### Set task
Copy the data below word for word, from the first line through the line containing "candle-body [93,376,97,406]", including that line.

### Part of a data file
• • • • • • •

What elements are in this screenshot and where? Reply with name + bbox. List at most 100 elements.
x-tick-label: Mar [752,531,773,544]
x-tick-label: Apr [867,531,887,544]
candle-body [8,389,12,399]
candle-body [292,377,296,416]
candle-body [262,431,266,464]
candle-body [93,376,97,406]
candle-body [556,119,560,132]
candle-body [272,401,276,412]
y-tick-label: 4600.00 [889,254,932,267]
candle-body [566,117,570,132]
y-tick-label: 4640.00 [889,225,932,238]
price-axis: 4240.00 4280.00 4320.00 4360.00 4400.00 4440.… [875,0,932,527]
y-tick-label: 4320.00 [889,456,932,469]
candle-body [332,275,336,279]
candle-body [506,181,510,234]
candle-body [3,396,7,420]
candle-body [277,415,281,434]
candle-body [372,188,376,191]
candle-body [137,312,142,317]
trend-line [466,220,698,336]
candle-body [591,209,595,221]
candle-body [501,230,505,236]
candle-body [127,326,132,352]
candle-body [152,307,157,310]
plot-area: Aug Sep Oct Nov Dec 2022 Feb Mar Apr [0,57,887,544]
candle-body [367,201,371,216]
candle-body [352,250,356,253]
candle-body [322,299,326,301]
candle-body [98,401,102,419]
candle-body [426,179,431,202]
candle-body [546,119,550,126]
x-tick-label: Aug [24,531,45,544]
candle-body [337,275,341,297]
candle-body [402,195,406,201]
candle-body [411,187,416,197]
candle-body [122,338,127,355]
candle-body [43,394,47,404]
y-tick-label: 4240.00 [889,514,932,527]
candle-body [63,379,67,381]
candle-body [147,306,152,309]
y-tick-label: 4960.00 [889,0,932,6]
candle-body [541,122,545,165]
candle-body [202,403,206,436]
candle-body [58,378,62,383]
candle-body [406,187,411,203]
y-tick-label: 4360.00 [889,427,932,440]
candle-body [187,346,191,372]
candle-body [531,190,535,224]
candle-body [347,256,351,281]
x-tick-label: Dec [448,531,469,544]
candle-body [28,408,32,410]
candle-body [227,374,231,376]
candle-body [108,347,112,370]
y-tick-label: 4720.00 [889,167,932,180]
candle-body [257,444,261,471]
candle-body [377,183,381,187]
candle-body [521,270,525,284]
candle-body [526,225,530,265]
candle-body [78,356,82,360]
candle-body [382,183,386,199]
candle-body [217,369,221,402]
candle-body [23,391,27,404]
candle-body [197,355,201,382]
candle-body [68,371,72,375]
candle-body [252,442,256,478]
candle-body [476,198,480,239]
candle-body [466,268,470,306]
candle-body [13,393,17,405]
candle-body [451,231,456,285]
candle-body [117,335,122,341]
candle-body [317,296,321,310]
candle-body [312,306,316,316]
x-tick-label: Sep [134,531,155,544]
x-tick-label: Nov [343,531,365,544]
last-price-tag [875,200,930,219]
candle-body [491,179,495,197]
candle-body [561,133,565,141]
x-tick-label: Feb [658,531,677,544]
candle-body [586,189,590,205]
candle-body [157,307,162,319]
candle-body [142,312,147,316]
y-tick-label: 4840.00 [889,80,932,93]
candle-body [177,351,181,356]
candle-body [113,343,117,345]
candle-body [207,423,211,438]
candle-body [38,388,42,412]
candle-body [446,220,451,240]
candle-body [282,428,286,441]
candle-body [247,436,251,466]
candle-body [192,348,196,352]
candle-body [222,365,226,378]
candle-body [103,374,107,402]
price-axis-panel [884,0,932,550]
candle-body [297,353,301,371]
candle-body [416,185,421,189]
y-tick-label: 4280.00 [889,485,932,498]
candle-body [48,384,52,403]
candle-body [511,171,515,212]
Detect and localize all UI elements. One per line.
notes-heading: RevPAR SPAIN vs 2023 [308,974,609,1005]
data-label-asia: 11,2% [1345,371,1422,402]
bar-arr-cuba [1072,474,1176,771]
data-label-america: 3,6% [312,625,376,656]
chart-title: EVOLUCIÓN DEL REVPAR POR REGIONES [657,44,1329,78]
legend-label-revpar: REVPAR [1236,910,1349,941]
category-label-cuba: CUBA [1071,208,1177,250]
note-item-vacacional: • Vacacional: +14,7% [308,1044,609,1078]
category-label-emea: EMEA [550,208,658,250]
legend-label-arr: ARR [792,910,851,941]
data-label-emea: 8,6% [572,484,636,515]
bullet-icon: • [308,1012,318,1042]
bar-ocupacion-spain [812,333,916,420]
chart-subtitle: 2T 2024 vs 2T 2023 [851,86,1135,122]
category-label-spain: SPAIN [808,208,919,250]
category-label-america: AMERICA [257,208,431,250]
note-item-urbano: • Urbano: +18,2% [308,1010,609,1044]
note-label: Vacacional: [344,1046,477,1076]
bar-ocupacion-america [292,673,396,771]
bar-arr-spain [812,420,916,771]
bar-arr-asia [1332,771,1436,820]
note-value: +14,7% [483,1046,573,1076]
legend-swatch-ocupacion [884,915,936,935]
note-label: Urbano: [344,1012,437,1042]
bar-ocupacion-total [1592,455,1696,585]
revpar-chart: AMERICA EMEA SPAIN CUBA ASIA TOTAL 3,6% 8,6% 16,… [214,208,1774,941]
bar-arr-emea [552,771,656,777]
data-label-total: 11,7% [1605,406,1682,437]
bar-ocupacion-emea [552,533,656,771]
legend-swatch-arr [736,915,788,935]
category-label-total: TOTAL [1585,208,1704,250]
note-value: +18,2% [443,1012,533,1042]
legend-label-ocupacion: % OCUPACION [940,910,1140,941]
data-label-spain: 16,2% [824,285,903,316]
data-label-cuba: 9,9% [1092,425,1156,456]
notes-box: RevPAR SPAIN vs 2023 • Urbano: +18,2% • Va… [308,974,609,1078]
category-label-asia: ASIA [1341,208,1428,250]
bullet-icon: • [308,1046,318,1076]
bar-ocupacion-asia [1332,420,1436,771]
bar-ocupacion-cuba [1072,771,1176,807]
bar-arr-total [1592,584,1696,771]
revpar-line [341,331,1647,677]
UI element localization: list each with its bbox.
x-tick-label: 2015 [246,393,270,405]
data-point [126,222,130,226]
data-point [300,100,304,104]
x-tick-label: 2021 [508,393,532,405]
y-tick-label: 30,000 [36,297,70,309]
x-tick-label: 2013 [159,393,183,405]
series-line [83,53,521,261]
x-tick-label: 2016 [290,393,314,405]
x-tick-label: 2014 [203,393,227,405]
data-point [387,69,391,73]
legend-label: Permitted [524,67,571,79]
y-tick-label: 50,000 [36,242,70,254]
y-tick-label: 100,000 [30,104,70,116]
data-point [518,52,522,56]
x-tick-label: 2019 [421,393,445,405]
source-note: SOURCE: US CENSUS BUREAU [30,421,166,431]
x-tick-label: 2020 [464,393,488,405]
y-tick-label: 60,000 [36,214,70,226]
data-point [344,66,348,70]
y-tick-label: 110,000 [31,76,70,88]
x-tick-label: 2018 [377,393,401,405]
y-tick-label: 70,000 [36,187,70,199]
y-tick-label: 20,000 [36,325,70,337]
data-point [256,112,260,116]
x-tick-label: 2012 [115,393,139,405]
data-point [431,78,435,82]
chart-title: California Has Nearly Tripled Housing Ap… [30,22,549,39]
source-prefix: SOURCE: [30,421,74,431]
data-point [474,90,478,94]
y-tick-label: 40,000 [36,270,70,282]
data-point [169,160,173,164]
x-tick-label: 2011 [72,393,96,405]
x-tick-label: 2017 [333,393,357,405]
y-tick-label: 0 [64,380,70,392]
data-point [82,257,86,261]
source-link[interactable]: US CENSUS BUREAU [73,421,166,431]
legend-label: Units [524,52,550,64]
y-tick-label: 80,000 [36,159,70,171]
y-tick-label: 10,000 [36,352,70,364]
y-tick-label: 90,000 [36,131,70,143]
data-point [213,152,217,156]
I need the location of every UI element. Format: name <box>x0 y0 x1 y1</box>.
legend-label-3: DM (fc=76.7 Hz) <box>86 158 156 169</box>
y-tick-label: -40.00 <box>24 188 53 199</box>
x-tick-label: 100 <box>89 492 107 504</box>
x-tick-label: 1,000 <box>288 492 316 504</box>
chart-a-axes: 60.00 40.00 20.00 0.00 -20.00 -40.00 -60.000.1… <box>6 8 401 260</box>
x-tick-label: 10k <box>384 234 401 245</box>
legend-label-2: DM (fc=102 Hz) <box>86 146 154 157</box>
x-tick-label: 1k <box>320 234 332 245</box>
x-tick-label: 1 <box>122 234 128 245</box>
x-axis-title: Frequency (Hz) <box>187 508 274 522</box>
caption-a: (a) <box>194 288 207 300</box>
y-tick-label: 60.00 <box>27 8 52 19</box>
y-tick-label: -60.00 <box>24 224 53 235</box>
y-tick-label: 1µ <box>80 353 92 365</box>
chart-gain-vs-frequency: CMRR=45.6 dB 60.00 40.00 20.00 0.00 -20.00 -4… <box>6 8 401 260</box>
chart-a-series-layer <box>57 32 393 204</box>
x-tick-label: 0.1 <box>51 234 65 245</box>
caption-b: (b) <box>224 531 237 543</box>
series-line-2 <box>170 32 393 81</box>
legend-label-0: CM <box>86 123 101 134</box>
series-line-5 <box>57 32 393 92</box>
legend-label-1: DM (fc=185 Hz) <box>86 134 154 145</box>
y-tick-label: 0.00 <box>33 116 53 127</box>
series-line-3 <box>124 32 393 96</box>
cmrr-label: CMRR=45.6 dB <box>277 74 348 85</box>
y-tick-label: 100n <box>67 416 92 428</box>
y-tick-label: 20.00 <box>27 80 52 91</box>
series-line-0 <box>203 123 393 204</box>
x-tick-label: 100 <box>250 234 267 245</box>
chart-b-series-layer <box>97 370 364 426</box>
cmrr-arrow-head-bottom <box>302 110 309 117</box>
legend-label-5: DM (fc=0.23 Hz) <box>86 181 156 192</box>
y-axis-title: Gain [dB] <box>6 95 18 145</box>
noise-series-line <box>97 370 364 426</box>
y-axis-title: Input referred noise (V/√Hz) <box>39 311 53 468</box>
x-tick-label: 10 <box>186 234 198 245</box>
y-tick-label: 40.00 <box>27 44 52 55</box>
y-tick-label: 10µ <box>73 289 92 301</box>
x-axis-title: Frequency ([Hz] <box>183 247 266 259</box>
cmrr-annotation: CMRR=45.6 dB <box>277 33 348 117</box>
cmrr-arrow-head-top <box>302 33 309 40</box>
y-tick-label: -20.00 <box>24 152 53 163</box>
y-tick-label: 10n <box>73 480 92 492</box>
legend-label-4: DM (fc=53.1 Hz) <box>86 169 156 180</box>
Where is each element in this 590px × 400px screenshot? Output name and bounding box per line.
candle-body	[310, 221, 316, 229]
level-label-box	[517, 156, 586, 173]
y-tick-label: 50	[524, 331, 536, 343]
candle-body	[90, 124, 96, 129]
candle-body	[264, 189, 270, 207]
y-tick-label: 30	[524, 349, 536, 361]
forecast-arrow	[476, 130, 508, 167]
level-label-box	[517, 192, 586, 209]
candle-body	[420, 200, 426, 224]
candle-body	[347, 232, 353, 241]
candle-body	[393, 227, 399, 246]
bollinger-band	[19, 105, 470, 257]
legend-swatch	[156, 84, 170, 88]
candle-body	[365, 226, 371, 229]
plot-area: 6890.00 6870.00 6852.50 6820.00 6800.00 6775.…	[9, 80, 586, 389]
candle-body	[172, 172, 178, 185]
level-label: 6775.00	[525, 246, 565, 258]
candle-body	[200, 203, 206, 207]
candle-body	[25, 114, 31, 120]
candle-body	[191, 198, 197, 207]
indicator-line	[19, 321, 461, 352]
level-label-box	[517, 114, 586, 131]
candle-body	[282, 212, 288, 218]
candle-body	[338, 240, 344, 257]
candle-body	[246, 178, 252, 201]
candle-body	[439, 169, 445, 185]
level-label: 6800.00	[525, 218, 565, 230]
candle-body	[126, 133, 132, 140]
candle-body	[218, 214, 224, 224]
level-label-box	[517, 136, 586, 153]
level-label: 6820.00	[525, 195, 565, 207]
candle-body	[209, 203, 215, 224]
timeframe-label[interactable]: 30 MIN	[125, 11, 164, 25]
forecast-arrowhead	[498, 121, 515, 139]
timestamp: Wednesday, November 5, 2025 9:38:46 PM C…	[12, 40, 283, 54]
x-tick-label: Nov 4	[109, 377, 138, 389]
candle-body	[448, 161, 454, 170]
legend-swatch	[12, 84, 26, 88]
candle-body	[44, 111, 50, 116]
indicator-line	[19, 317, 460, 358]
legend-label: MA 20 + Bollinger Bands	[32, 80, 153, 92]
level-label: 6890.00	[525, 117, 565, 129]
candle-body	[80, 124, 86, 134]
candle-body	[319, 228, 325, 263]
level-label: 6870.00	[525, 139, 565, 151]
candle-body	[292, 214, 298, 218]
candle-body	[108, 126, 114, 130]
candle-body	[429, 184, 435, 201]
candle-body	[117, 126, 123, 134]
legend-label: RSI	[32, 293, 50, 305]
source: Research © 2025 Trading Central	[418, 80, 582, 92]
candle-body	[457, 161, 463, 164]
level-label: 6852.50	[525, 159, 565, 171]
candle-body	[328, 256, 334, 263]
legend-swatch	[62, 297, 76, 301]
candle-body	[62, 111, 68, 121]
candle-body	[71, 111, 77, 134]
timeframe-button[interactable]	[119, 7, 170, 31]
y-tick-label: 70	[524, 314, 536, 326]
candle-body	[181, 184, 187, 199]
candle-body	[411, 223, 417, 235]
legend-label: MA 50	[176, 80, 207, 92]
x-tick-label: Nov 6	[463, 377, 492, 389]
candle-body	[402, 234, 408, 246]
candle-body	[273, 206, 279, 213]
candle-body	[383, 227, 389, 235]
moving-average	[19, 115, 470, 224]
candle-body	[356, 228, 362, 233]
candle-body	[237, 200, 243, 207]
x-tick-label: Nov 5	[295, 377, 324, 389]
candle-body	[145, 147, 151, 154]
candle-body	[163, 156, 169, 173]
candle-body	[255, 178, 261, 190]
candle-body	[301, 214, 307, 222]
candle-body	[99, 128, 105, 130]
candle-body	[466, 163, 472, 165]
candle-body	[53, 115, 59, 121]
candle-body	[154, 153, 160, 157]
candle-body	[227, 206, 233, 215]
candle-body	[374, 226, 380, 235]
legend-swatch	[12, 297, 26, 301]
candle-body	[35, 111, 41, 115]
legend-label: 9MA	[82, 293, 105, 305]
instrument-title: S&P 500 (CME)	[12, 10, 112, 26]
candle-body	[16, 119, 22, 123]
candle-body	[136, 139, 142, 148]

• • • • • • •

### Task response
What elements are in this screenshot and where? Reply with name + bbox. List at most 100 elements.
x-tick-label: Mar [752,531,773,544]
x-tick-label: Apr [867,531,887,544]
candle-body [8,389,12,399]
candle-body [292,377,296,416]
candle-body [262,431,266,464]
candle-body [93,376,97,406]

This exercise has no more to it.